▸ **Dataset rows about figures**:
*-*-*
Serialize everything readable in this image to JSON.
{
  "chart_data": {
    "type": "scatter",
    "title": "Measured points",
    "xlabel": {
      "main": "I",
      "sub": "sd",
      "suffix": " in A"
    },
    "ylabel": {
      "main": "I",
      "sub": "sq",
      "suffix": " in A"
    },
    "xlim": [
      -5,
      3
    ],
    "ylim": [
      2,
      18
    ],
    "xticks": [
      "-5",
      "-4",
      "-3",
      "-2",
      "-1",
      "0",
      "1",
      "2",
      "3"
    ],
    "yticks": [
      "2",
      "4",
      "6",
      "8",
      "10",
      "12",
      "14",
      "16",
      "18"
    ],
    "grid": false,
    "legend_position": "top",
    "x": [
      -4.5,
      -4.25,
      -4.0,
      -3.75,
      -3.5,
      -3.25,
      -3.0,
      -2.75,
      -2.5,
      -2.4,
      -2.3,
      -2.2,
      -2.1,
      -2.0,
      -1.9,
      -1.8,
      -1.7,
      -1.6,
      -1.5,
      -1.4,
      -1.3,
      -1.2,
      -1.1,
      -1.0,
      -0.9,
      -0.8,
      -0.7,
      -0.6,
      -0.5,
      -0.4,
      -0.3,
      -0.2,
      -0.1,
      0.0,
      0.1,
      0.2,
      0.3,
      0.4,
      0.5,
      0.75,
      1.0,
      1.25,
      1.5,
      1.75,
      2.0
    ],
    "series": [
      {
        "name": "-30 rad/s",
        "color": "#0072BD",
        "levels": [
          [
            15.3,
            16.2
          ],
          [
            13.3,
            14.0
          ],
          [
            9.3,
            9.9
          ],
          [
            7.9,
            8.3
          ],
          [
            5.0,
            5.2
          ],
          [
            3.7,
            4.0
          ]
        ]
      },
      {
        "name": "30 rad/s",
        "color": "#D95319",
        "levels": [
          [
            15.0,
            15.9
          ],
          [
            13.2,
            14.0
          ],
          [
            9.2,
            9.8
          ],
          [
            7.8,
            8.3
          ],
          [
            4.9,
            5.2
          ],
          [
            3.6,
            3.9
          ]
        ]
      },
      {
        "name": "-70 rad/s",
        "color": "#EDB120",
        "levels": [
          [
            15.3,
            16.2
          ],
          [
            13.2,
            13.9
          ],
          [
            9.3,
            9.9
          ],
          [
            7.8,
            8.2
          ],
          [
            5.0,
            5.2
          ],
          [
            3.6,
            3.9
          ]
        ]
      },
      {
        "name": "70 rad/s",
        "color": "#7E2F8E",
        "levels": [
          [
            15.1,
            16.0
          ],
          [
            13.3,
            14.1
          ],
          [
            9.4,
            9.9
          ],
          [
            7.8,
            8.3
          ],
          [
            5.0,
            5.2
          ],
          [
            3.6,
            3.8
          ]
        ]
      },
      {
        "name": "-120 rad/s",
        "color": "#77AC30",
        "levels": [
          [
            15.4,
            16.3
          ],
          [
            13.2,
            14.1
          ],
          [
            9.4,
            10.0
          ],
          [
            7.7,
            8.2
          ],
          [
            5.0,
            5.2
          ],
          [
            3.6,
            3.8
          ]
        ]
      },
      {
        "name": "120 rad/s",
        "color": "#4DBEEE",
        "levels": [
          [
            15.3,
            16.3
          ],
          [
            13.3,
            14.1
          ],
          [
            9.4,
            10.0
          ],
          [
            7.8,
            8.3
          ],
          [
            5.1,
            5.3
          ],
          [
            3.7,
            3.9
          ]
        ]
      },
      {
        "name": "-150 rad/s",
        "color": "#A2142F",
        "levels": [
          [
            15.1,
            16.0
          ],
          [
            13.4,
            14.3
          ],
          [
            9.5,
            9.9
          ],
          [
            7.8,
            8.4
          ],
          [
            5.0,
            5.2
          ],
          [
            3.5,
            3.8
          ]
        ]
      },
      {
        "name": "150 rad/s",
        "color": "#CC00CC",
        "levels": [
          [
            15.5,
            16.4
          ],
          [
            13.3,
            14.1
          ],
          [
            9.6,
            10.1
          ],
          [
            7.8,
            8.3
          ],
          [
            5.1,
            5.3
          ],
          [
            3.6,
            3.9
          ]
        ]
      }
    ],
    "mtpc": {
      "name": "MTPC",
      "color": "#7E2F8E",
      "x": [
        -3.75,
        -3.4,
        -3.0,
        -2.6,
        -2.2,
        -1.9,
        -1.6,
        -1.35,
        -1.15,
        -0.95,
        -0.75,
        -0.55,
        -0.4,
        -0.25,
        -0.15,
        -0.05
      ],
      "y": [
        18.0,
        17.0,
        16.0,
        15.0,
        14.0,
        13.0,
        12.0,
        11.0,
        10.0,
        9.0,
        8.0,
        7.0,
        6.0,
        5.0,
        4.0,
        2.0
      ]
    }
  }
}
*-*-*
▸ **What is being asked**:
Review the material and copy each line in which the word "color" appears.

▸ **Final answer**:
        "color": "#0072BD",
        "color": "#D95319",
        "color": "#EDB120",
        "color": "#7E2F8E",
        "color": "#77AC30",
        "color": "#4DBEEE",
        "color": "#A2142F",
        "color": "#CC00CC",
      "color": "#7E2F8E",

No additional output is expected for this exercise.